**Directive 1:** For each statement about the PostgreSQL full-text search guide, answer yes or no according to the guide, and quote the words that decide it. (a) LIKE queries can use B-tree indexes. (b) Converting text to a tsvector includes turning it into lowercase. (c) In a tsquery, the | operator means NOT.
**Directive 2:**
Answer from the PostgreSQL full-text search guide:
(a) Which dedicated search engine can PostgreSQL full-text search often make unnecessary?
(b) In the example sentence, what is "running" reduced to in the tsvector?
(c) Which operator does a tsquery use for phrase matching?
**Directive 3:** Return the part of the PostgreSQL full-text search guide starting with "Text Search Configurations" and going on through "rules to follow.".

**Excerpted passage:**

^^^^^^^^

Introduction
Every application that handles user-generated content eventually needs search. Users type a few words into a search box and expect relevant results ranked by relevance, with support for word variations, phrase matching, and boolean operators. The instinctive approach—using LIKE '%term%' in SQL—falls apart almost immediately. LIKE queries cannot use B-tree indexes (they always perform full table scans), they do not understand linguistic concepts like stemming (matching "running" to "run"), they cannot rank results by relevance, and they become impossibly slow as the dataset grows beyond a few thousand rows.
PostgreSQL's full-text search (TS) provides a built-in, production-ready solution that addresses all of these limitations. It converts text into searchable vectors (tsvector), supports sophisticated query expressions (tsquery), ranks results by relevance using multiple algorithms, and leverages GIN and GiST indexes for sub-second search across millions of rows. For many applications, PostgreSQL full-text search eliminates the need for a dedicated search engine like Elasticsearch, simplifying the architecture and reducing operational complexity.
This guide covers the complete implementation of full-text search in PostgreSQL, from understanding the fundamental data types and operators to building production-grade search features with ranking, highlighting, multilingual support, and performance optimization.
Understanding Full-Text Search: Core Concepts
The Two Core Data Types
PostgreSQL full-text search revolves around two specialized data types that work together:
tsvector represents a document as a sorted list of distinct lexemes (normalized words). When you convert text to a tsvector, PostgreSQL performs several normalization steps: it converts text to lowercase, removes stop words (common words like "the", "a", "is" that don't contribute to search relevance), and applies stemming rules to reduce words to their root form. For example, the sentence "The quick brown fox is running through the forest" becomes the tsvector 'brown':2 'forest':9 'fox':4 'quick':1 'run':6. Notice that "running" was stemmed to "run", "the" was removed as a stop word, and each lexeme is tagged with its position in the original text.
tsquery represents a search query as a boolean expression of lexemes with operators. You can combine terms with & (AND), | (OR), and ! (NOT), and use <-> (followed by) for phrase matching. For example, 'quick & fox' matches documents containing both "quick" and "fox", while 'quick <-> fox' matches documents where "quick" is immediately followed by "fox".
Text Search Configurations
A text search configuration defines how text is parsed and normalized. It specifies which parser to use (which identifies words, numbers, URLs, etc.), which dictionary to apply (which handles stemming and stop words for a specific language), and what normalization rules to follow.

^^^^^^^^

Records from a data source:
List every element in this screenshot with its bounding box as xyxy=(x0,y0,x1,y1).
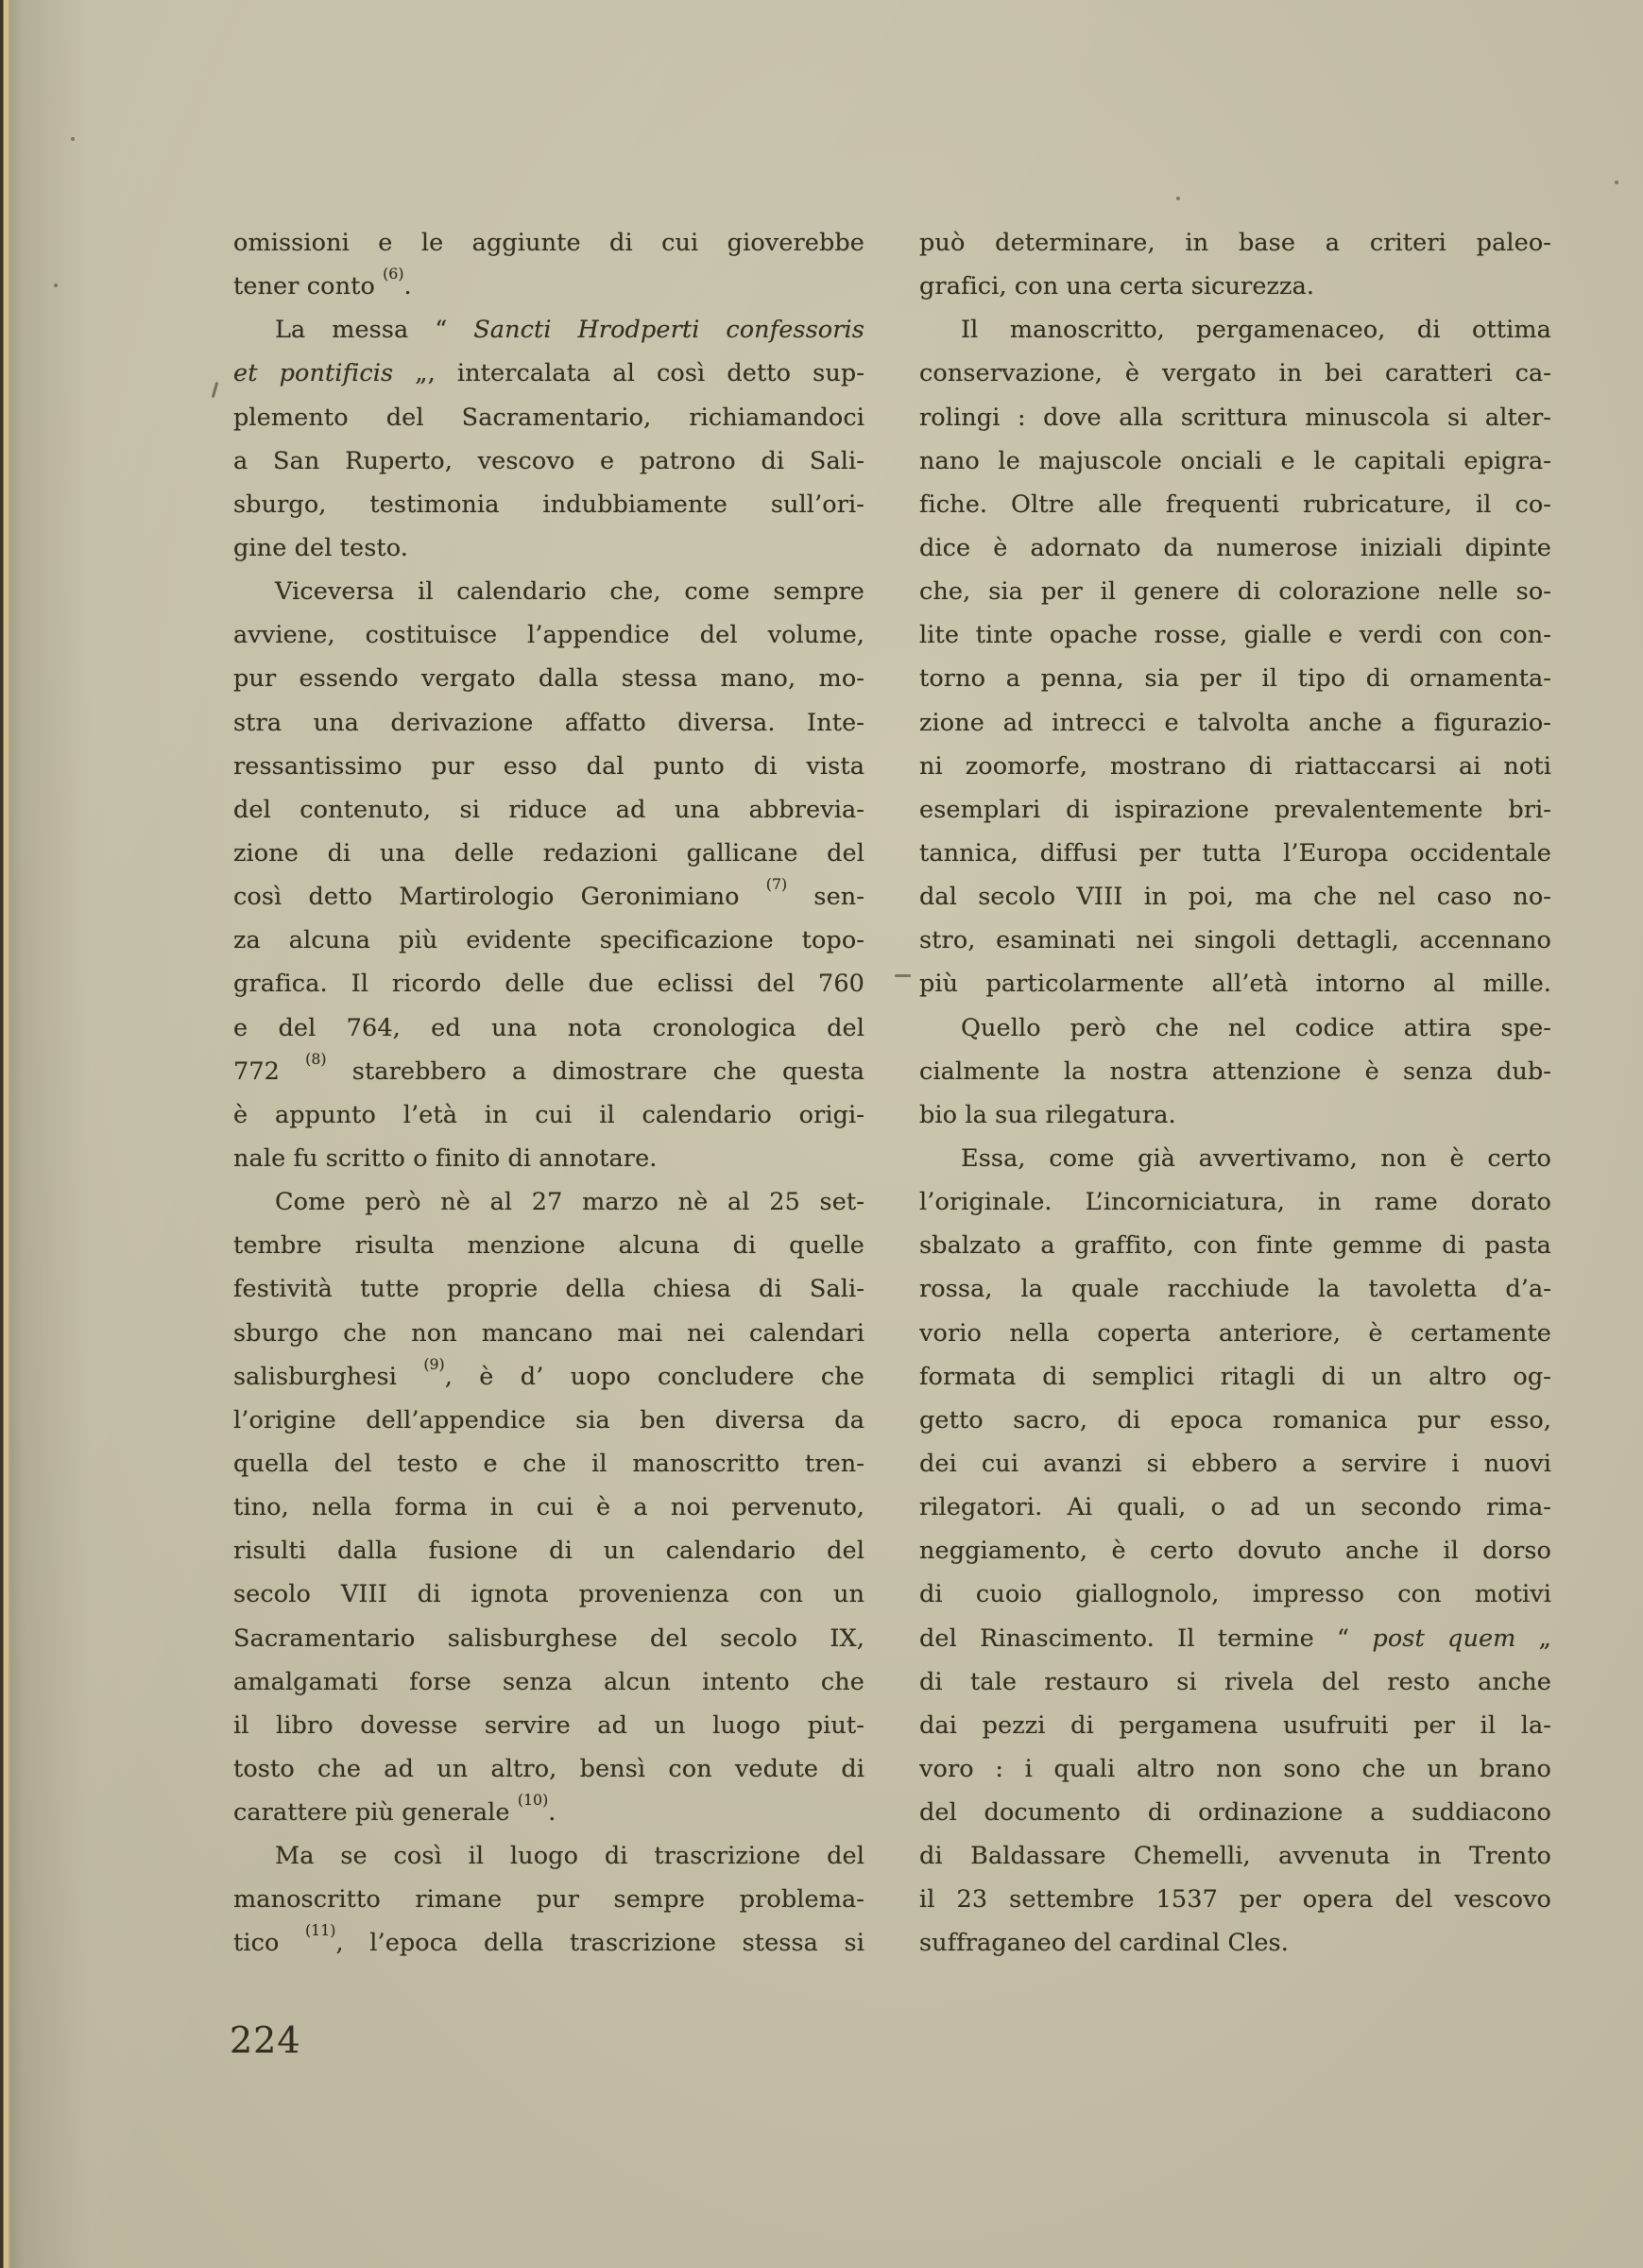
text-line: può determinare, in base a criteri paleo… xyxy=(919,221,1551,265)
text-line: ressantissimo pur esso dal punto di vist… xyxy=(233,745,864,788)
text-line: stra una derivazione affatto diversa. In… xyxy=(233,701,864,745)
text-line: manoscritto rimane pur sempre problema- xyxy=(233,1878,864,1921)
text-line: tosto che ad un altro, bensì con vedute … xyxy=(233,1747,864,1791)
text-line: a San Ruperto, vescovo e patrono di Sali… xyxy=(233,439,864,483)
text-line: ni zoomorfe, mostrano di riattaccarsi ai… xyxy=(919,745,1551,788)
text-line: torno a penna, sia per il tipo di orname… xyxy=(919,657,1551,700)
text-line: suffraganeo del cardinal Cles. xyxy=(919,1921,1551,1965)
gutter-shadow xyxy=(0,0,90,2268)
text-line: zione ad intrecci e talvolta anche a fig… xyxy=(919,701,1551,745)
text-line: l’originale. L’incorniciatura, in rame d… xyxy=(919,1180,1551,1224)
text-line: formata di semplici ritagli di un altro … xyxy=(919,1355,1551,1399)
text-line: che, sia per il genere di colorazione ne… xyxy=(919,570,1551,613)
text-line: secolo VIII di ignota provenienza con un xyxy=(233,1572,864,1616)
scan-speck xyxy=(71,137,75,141)
text-line: rolingi : dove alla scrittura minuscola … xyxy=(919,396,1551,439)
scan-speck xyxy=(491,1460,495,1464)
text-line: Il manoscritto, pergamenaceo, di ottima xyxy=(919,308,1551,352)
text-line: carattere più generale (10). xyxy=(233,1791,864,1834)
text-line: nale fu scritto o finito di annotare. xyxy=(233,1137,864,1180)
text-line: bio la sua rilegatura. xyxy=(919,1093,1551,1137)
text-line: di Baldassare Chemelli, avvenuta in Tren… xyxy=(919,1834,1551,1878)
text-line: più particolarmente all’età intorno al m… xyxy=(919,962,1551,1005)
scan-stray-mark xyxy=(212,382,218,398)
text-line: lite tinte opache rosse, gialle e verdi … xyxy=(919,613,1551,657)
page-number: 224 xyxy=(230,2020,301,2060)
text-line: quella del testo e che il manoscritto tr… xyxy=(233,1442,864,1486)
text-line: et pontificis „, intercalata al così det… xyxy=(233,352,864,395)
text-line: pur essendo vergato dalla stessa mano, m… xyxy=(233,657,864,700)
scan-speck xyxy=(1615,180,1618,184)
text-line: rilegatori. Ai quali, o ad un secondo ri… xyxy=(919,1486,1551,1529)
text-line: dice è adornato da numerose iniziali dip… xyxy=(919,526,1551,570)
text-line: getto sacro, di epoca romanica pur esso, xyxy=(919,1399,1551,1442)
text-line: Essa, come già avvertivamo, non è certo xyxy=(919,1137,1551,1180)
text-line: esemplari di ispirazione prevalentemente… xyxy=(919,788,1551,832)
page-gutter-edge xyxy=(0,0,13,2268)
text-line: fiche. Oltre alle frequenti rubricature,… xyxy=(919,483,1551,526)
text-line: del contenuto, si riduce ad una abbrevia… xyxy=(233,788,864,832)
text-line: di cuoio giallognolo, impresso con motiv… xyxy=(919,1572,1551,1616)
text-line: amalgamati forse senza alcun intento che xyxy=(233,1660,864,1704)
text-line: vorio nella coperta anteriore, è certame… xyxy=(919,1312,1551,1355)
text-line: e del 764, ed una nota cronologica del xyxy=(233,1006,864,1050)
text-line: Come però nè al 27 marzo nè al 25 set- xyxy=(233,1180,864,1224)
right-text-column: può determinare, in base a criteri paleo… xyxy=(919,221,1551,1966)
text-line: stro, esaminati nei singoli dettagli, ac… xyxy=(919,919,1551,962)
scan-speck xyxy=(54,284,58,287)
text-line: grafica. Il ricordo delle due eclissi de… xyxy=(233,962,864,1005)
text-line: omissioni e le aggiunte di cui gioverebb… xyxy=(233,221,864,265)
text-line: Viceversa il calendario che, come sempre xyxy=(233,570,864,613)
text-line: neggiamento, è certo dovuto anche il dor… xyxy=(919,1529,1551,1572)
text-line: è appunto l’età in cui il calendario ori… xyxy=(233,1093,864,1137)
scanned-book-page: omissioni e le aggiunte di cui gioverebb… xyxy=(0,0,1643,2268)
text-line: Ma se così il luogo di trascrizione del xyxy=(233,1834,864,1878)
text-line: avviene, costituisce l’appendice del vol… xyxy=(233,613,864,657)
text-line: voro : i quali altro non sono che un bra… xyxy=(919,1747,1551,1791)
text-line: di tale restauro si rivela del resto anc… xyxy=(919,1660,1551,1704)
text-line: festività tutte proprie della chiesa di … xyxy=(233,1267,864,1311)
text-line: grafici, con una certa sicurezza. xyxy=(919,265,1551,308)
text-line: cialmente la nostra attenzione è senza d… xyxy=(919,1050,1551,1093)
scan-speck xyxy=(1176,197,1180,200)
text-line: così detto Martirologio Geronimiano (7) … xyxy=(233,875,864,919)
text-line: tembre risulta menzione alcuna di quelle xyxy=(233,1224,864,1267)
text-line: tener conto (6). xyxy=(233,265,864,308)
text-line: il 23 settembre 1537 per opera del vesco… xyxy=(919,1878,1551,1921)
text-line: il libro dovesse servire ad un luogo piu… xyxy=(233,1704,864,1747)
text-line: 772 (8) starebbero a dimostrare che ques… xyxy=(233,1050,864,1093)
text-line: plemento del Sacramentario, richiamandoc… xyxy=(233,396,864,439)
text-line: sbalzato a graffito, con finte gemme di … xyxy=(919,1224,1551,1267)
text-line: conservazione, è vergato in bei caratter… xyxy=(919,352,1551,395)
text-line: sburgo che non mancano mai nei calendari xyxy=(233,1312,864,1355)
text-line: del Rinascimento. Il termine “ post quem… xyxy=(919,1617,1551,1660)
text-line: tannica, diffusi per tutta l’Europa occi… xyxy=(919,832,1551,875)
text-line: za alcuna più evidente specificazione to… xyxy=(233,919,864,962)
text-line: nano le majuscole onciali e le capitali … xyxy=(919,439,1551,483)
text-line: dai pezzi di pergamena usufruiti per il … xyxy=(919,1704,1551,1747)
text-line: gine del testo. xyxy=(233,526,864,570)
text-line: risulti dalla fusione di un calendario d… xyxy=(233,1529,864,1572)
text-line: l’origine dell’appendice sia ben diversa… xyxy=(233,1399,864,1442)
text-line: sburgo, testimonia indubbiamente sull’or… xyxy=(233,483,864,526)
text-line: rossa, la quale racchiude la tavoletta d… xyxy=(919,1267,1551,1311)
text-line: dei cui avanzi si ebbero a servire i nuo… xyxy=(919,1442,1551,1486)
text-line: dal secolo VIII in poi, ma che nel caso … xyxy=(919,875,1551,919)
text-line: tino, nella forma in cui è a noi pervenu… xyxy=(233,1486,864,1529)
left-text-column: omissioni e le aggiunte di cui gioverebb… xyxy=(233,221,864,1966)
text-line: salisburghesi (9), è d’ uopo concludere … xyxy=(233,1355,864,1399)
text-line: zione di una delle redazioni gallicane d… xyxy=(233,832,864,875)
text-line: tico (11), l’epoca della trascrizione st… xyxy=(233,1921,864,1965)
text-line: del documento di ordinazione a suddiacon… xyxy=(919,1791,1551,1834)
text-line: La messa “ Sancti Hrodperti confessoris xyxy=(233,308,864,352)
scan-stray-mark xyxy=(895,974,911,977)
text-line: Quello però che nel codice attira spe- xyxy=(919,1006,1551,1050)
text-line: Sacramentario salisburghese del secolo I… xyxy=(233,1617,864,1660)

^^^^^^^^

**Full response 1:**
(a) No: "LIKE queries cannot use B-tree indexes (they always perform full table scans)"
(b) Yes: "it converts text to lowercase"
(c) No: "& (AND), | (OR), and ! (NOT)"

**Full response 2:**
(a) Elasticsearch
(b) run
(c) <-> (followed by)

**Full response 3:**
Text Search Configurations
A text search configuration defines how text is parsed and normalized. It specifies which parser to use (which identifies words, numbers, URLs, etc.), which dictionary to apply (which handles stemming and stop words for a specific language), and what normalization rules to follow.